▸ **What you need to do**:
In the records below, pick out all lines containing the word "equation".

### Supplied records ###

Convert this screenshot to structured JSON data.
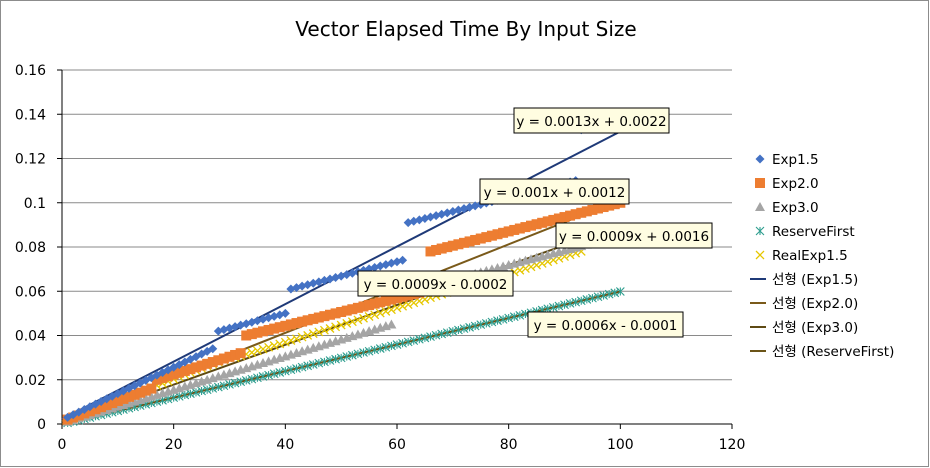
{
  "chart_data": {
    "type": "scatter",
    "title": "Vector Elapsed Time By Input Size",
    "xlabel": "",
    "ylabel": "",
    "xlim": [
      0,
      120
    ],
    "ylim": [
      0,
      0.16
    ],
    "x_ticks": [
      "0",
      "20",
      "40",
      "60",
      "80",
      "100",
      "120"
    ],
    "y_ticks": [
      "0",
      "0.02",
      "0.04",
      "0.06",
      "0.08",
      "0.1",
      "0.12",
      "0.14",
      "0.16"
    ],
    "grid": "horizontal",
    "legend_position": "right",
    "series": [
      {
        "name": "Exp1.5",
        "marker": "diamond",
        "color": "#4472C4",
        "segments": [
          {
            "x_start": 1,
            "x_end": 27,
            "y_start": 0.003,
            "y_end": 0.034
          },
          {
            "x_start": 28,
            "x_end": 40,
            "y_start": 0.042,
            "y_end": 0.05
          },
          {
            "x_start": 41,
            "x_end": 61,
            "y_start": 0.061,
            "y_end": 0.074
          },
          {
            "x_start": 62,
            "x_end": 92,
            "y_start": 0.091,
            "y_end": 0.11
          },
          {
            "x_start": 93,
            "x_end": 100,
            "y_start": 0.133,
            "y_end": 0.139
          }
        ]
      },
      {
        "name": "Exp2.0",
        "marker": "square",
        "color": "#ED7D31",
        "segments": [
          {
            "x_start": 1,
            "x_end": 16,
            "y_start": 0.002,
            "y_end": 0.016
          },
          {
            "x_start": 17,
            "x_end": 32,
            "y_start": 0.02,
            "y_end": 0.032
          },
          {
            "x_start": 33,
            "x_end": 65,
            "y_start": 0.04,
            "y_end": 0.06
          },
          {
            "x_start": 66,
            "x_end": 100,
            "y_start": 0.078,
            "y_end": 0.1
          }
        ]
      },
      {
        "name": "Exp3.0",
        "marker": "triangle",
        "color": "#A5A5A5",
        "segments": [
          {
            "x_start": 1,
            "x_end": 59,
            "y_start": 0.001,
            "y_end": 0.045
          },
          {
            "x_start": 62,
            "x_end": 100,
            "y_start": 0.06,
            "y_end": 0.085
          }
        ]
      },
      {
        "name": "ReserveFirst",
        "marker": "asterisk",
        "color": "#2E9E8F",
        "segments": [
          {
            "x_start": 1,
            "x_end": 100,
            "y_start": 0.0005,
            "y_end": 0.0599
          }
        ]
      },
      {
        "name": "RealExp1.5",
        "marker": "x",
        "color": "#E6C700",
        "segments": [
          {
            "x_start": 1,
            "x_end": 30,
            "y_start": 0.002,
            "y_end": 0.03
          },
          {
            "x_start": 31,
            "x_end": 93,
            "y_start": 0.03,
            "y_end": 0.078
          }
        ]
      }
    ],
    "trendlines": [
      {
        "name": "선형 (Exp1.5)",
        "color": "#1F3A78",
        "slope": 0.0013,
        "intercept": 0.0022,
        "x_range": [
          0,
          100
        ],
        "equation": "y = 0.0013x + 0.0022"
      },
      {
        "name": "선형 (Exp2.0)",
        "color": "#7A5A1A",
        "slope": 0.001,
        "intercept": 0.0012,
        "x_range": [
          0,
          100
        ],
        "equation": "y = 0.001x + 0.0012"
      },
      {
        "name": "선형 (Exp3.0)",
        "color": "#5E4A14",
        "slope": 0.0009,
        "intercept": -0.0002,
        "x_range": [
          0,
          100
        ],
        "equation": "y = 0.0009x - 0.0002"
      },
      {
        "name": "선형 (ReserveFirst)",
        "color": "#6B5418",
        "slope": 0.0006,
        "intercept": -0.0001,
        "x_range": [
          0,
          100
        ],
        "equation": "y = 0.0006x - 0.0001"
      }
    ],
    "annotations": [
      "y = 0.0013x + 0.0022",
      "y = 0.001x + 0.0012",
      "y = 0.0009x + 0.0016",
      "y = 0.0009x - 0.0002",
      "y = 0.0006x - 0.0001"
    ]
  }
}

###

▸ **Result for this task**:
        "equation": "y = 0.0013x + 0.0022"
        "equation": "y = 0.001x + 0.0012"
        "equation": "y = 0.0009x - 0.0002"
        "equation": "y = 0.0006x - 0.0001"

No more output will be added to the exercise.